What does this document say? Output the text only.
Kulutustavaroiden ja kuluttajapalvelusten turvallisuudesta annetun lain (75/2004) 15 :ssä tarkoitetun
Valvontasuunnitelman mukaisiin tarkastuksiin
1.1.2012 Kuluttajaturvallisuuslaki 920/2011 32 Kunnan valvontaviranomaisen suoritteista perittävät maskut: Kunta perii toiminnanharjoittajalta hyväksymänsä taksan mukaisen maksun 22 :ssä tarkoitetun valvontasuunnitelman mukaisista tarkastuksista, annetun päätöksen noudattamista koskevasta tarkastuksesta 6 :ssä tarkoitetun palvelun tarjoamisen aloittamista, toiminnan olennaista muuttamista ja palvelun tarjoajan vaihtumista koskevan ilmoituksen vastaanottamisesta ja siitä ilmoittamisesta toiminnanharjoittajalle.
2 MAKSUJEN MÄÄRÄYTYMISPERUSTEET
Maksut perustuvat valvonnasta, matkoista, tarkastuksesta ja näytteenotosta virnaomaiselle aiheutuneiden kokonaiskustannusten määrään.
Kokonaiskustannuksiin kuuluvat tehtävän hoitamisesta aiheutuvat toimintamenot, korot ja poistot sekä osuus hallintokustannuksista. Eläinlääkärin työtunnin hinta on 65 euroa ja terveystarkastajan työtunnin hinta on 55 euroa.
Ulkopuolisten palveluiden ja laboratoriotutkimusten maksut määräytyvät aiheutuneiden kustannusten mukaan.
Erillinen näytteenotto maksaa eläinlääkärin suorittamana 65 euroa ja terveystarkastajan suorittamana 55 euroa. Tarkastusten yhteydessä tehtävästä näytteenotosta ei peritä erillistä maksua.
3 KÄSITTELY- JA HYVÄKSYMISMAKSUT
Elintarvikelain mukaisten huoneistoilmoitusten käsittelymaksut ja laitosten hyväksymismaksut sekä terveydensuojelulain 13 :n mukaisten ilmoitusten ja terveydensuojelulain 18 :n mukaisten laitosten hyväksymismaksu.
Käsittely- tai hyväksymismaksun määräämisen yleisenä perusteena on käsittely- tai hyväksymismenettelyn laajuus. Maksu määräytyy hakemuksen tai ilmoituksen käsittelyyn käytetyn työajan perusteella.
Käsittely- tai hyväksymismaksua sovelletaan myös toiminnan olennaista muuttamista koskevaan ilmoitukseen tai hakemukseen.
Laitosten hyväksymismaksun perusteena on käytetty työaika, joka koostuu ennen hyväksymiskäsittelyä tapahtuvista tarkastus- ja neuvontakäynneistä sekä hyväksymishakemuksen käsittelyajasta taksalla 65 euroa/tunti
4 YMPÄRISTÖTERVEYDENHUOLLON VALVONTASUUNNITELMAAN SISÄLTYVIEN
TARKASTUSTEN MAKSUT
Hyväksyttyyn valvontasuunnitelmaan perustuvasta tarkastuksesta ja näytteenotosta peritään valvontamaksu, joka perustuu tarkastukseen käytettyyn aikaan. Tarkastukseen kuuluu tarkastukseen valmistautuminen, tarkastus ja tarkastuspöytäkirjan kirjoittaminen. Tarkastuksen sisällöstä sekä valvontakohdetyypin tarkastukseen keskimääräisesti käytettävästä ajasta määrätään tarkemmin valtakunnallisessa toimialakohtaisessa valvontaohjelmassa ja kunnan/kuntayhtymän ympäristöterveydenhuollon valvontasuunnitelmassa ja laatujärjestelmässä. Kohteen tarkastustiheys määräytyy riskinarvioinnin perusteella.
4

→ Goal
All of the material above needs to be copied exactly.

→ Reply
What does this document say? Output the text only.
Kulutustavaroiden ja kuluttajapalvelusten turvallisuudesta annetun lain (75/2004) 15 :ssä tarkoitetun
Valvontasuunnitelman mukaisiin tarkastuksiin
1.1.2012 Kuluttajaturvallisuuslaki 920/2011 32 Kunnan valvontaviranomaisen suoritteista perittävät maskut: Kunta perii toiminnanharjoittajalta hyväksymänsä taksan mukaisen maksun 22 :ssä tarkoitetun valvontasuunnitelman mukaisista tarkastuksista, annetun päätöksen noudattamista koskevasta tarkastuksesta 6 :ssä tarkoitetun palvelun tarjoamisen aloittamista, toiminnan olennaista muuttamista ja palvelun tarjoajan vaihtumista koskevan ilmoituksen vastaanottamisesta ja siitä ilmoittamisesta toiminnanharjoittajalle.
2 MAKSUJEN MÄÄRÄYTYMISPERUSTEET
Maksut perustuvat valvonnasta, matkoista, tarkastuksesta ja näytteenotosta virnaomaiselle aiheutuneiden kokonaiskustannusten määrään.
Kokonaiskustannuksiin kuuluvat tehtävän hoitamisesta aiheutuvat toimintamenot, korot ja poistot sekä osuus hallintokustannuksista. Eläinlääkärin työtunnin hinta on 65 euroa ja terveystarkastajan työtunnin hinta on 55 euroa.
Ulkopuolisten palveluiden ja laboratoriotutkimusten maksut määräytyvät aiheutuneiden kustannusten mukaan.
Erillinen näytteenotto maksaa eläinlääkärin suorittamana 65 euroa ja terveystarkastajan suorittamana 55 euroa. Tarkastusten yhteydessä tehtävästä näytteenotosta ei peritä erillistä maksua.
3 KÄSITTELY- JA HYVÄKSYMISMAKSUT
Elintarvikelain mukaisten huoneistoilmoitusten käsittelymaksut ja laitosten hyväksymismaksut sekä terveydensuojelulain 13 :n mukaisten ilmoitusten ja terveydensuojelulain 18 :n mukaisten laitosten hyväksymismaksu.
Käsittely- tai hyväksymismaksun määräämisen yleisenä perusteena on käsittely- tai hyväksymismenettelyn laajuus. Maksu määräytyy hakemuksen tai ilmoituksen käsittelyyn käytetyn työajan perusteella.
Käsittely- tai hyväksymismaksua sovelletaan myös toiminnan olennaista muuttamista koskevaan ilmoitukseen tai hakemukseen.
Laitosten hyväksymismaksun perusteena on käytetty työaika, joka koostuu ennen hyväksymiskäsittelyä tapahtuvista tarkastus- ja neuvontakäynneistä sekä hyväksymishakemuksen käsittelyajasta taksalla 65 euroa/tunti
4 YMPÄRISTÖTERVEYDENHUOLLON VALVONTASUUNNITELMAAN SISÄLTYVIEN
TARKASTUSTEN MAKSUT
Hyväksyttyyn valvontasuunnitelmaan perustuvasta tarkastuksesta ja näytteenotosta peritään valvontamaksu, joka perustuu tarkastukseen käytettyyn aikaan. Tarkastukseen kuuluu tarkastukseen valmistautuminen, tarkastus ja tarkastuspöytäkirjan kirjoittaminen. Tarkastuksen sisällöstä sekä valvontakohdetyypin tarkastukseen keskimääräisesti käytettävästä ajasta määrätään tarkemmin valtakunnallisessa toimialakohtaisessa valvontaohjelmassa ja kunnan/kuntayhtymän ympäristöterveydenhuollon valvontasuunnitelmassa ja laatujärjestelmässä. Kohteen tarkastustiheys määräytyy riskinarvioinnin perusteella.
4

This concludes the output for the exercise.